What number of lines in the material contain the word "气贯长虹"? Give that number alone.

* BEGIN Provided data *

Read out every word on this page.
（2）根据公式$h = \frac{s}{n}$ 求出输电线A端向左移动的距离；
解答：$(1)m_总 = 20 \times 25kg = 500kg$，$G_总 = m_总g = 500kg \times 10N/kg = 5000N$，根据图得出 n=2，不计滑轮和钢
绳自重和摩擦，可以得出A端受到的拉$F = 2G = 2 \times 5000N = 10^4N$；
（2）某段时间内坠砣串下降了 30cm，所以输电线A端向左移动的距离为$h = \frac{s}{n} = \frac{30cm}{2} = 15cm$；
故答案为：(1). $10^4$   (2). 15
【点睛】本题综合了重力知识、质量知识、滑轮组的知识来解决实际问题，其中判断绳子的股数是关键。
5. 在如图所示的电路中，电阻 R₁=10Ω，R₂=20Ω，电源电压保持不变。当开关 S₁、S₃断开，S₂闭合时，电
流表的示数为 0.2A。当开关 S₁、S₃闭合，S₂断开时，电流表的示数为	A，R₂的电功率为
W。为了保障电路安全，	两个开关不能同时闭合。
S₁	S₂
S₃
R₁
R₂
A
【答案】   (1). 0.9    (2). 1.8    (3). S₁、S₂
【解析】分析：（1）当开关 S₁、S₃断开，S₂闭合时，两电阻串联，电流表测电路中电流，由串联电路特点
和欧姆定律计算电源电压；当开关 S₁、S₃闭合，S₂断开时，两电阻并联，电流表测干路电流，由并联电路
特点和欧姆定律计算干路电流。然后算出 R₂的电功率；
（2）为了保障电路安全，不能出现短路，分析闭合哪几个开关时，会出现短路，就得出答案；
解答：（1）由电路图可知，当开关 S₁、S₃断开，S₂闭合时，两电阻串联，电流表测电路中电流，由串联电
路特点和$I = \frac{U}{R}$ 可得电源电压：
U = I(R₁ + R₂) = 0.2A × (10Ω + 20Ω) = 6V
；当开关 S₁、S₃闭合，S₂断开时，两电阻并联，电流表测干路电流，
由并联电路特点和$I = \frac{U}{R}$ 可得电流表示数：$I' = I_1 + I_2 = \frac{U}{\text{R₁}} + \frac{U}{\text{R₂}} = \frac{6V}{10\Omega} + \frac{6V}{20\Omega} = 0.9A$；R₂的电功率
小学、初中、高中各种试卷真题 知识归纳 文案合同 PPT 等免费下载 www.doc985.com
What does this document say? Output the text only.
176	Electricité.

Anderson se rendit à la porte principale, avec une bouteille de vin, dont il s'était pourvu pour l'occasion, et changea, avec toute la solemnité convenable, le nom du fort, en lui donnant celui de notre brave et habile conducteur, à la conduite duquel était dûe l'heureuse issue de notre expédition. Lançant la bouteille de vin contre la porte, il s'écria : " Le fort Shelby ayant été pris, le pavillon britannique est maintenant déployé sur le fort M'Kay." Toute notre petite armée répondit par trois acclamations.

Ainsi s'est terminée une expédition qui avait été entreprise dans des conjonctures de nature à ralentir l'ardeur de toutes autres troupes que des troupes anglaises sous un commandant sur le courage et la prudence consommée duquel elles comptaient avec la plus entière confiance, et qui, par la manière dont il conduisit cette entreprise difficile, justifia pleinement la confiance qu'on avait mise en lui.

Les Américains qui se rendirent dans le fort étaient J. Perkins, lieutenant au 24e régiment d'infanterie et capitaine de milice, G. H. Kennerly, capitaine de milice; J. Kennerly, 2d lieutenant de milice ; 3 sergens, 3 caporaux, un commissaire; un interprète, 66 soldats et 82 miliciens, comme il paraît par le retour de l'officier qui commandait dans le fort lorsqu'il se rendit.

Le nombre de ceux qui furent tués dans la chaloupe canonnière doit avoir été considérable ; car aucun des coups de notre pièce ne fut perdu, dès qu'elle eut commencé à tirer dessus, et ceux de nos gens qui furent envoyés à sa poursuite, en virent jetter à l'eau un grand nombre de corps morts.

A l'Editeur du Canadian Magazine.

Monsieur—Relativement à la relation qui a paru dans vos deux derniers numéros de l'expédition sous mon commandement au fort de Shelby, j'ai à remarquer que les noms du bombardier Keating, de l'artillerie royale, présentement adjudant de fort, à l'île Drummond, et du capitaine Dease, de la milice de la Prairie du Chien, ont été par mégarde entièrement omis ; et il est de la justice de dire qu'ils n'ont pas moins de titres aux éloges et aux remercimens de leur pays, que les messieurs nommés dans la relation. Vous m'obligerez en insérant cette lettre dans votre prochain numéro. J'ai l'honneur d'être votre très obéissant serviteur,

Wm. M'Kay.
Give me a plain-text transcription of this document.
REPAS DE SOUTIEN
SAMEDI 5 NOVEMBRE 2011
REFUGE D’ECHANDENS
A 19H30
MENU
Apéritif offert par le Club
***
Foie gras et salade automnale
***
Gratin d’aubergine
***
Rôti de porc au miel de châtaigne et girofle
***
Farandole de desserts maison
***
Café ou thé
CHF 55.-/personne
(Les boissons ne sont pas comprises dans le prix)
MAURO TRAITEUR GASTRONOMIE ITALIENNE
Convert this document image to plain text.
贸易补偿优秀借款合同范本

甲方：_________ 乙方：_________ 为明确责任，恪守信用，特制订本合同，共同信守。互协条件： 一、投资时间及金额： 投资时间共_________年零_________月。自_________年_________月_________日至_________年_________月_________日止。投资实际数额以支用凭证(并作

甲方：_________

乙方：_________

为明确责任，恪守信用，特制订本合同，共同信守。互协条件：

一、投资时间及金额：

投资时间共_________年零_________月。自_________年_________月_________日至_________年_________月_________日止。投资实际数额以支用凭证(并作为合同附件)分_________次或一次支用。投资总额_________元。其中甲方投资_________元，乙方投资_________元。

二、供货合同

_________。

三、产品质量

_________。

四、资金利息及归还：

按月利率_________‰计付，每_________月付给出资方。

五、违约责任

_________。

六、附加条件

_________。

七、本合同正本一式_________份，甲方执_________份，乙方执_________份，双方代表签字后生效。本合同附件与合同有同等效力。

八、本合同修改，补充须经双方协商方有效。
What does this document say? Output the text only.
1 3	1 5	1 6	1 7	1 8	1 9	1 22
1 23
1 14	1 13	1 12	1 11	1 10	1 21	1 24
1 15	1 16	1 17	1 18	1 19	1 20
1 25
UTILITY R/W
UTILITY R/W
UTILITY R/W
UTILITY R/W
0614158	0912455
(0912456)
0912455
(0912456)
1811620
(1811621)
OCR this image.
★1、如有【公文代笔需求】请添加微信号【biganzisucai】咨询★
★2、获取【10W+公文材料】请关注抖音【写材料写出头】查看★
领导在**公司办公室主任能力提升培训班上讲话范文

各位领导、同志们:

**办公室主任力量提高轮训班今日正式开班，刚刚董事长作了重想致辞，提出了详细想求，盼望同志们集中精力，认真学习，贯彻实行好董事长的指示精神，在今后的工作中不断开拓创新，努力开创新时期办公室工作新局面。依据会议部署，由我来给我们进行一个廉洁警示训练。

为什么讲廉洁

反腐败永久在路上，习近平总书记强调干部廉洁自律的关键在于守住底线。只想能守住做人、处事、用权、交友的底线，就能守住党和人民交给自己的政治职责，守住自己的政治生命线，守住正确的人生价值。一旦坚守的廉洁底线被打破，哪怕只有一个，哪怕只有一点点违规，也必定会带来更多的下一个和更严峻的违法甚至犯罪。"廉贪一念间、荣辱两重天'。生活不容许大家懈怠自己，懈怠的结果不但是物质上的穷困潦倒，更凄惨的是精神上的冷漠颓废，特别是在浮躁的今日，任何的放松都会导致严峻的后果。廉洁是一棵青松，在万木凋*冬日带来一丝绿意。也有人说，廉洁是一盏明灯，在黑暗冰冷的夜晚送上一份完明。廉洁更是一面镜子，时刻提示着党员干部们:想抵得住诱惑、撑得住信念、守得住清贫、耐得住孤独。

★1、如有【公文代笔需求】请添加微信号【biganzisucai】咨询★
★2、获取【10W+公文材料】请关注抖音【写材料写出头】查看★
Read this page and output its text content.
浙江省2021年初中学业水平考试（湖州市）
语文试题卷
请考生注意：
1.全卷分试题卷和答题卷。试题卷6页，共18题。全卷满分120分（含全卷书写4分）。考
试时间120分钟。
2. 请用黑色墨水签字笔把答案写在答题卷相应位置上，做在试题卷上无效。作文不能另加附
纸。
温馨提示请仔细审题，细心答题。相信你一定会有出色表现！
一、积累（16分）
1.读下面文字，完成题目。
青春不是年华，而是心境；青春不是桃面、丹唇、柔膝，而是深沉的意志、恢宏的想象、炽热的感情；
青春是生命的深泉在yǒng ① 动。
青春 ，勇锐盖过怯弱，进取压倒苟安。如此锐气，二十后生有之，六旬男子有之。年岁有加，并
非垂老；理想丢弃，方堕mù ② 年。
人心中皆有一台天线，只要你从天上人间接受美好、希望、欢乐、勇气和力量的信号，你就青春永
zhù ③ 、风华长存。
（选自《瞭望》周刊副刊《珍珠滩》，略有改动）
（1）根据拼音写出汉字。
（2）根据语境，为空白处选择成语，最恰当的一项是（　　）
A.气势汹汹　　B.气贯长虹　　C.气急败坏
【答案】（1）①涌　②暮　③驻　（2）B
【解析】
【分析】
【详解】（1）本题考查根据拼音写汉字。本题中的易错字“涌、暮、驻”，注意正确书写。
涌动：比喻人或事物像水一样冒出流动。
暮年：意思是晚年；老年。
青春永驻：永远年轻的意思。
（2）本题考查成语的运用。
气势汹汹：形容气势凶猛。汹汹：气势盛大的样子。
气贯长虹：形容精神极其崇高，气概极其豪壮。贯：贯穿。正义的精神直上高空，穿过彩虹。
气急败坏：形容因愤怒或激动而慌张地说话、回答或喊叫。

* END Provided data *

- _Solution_: 2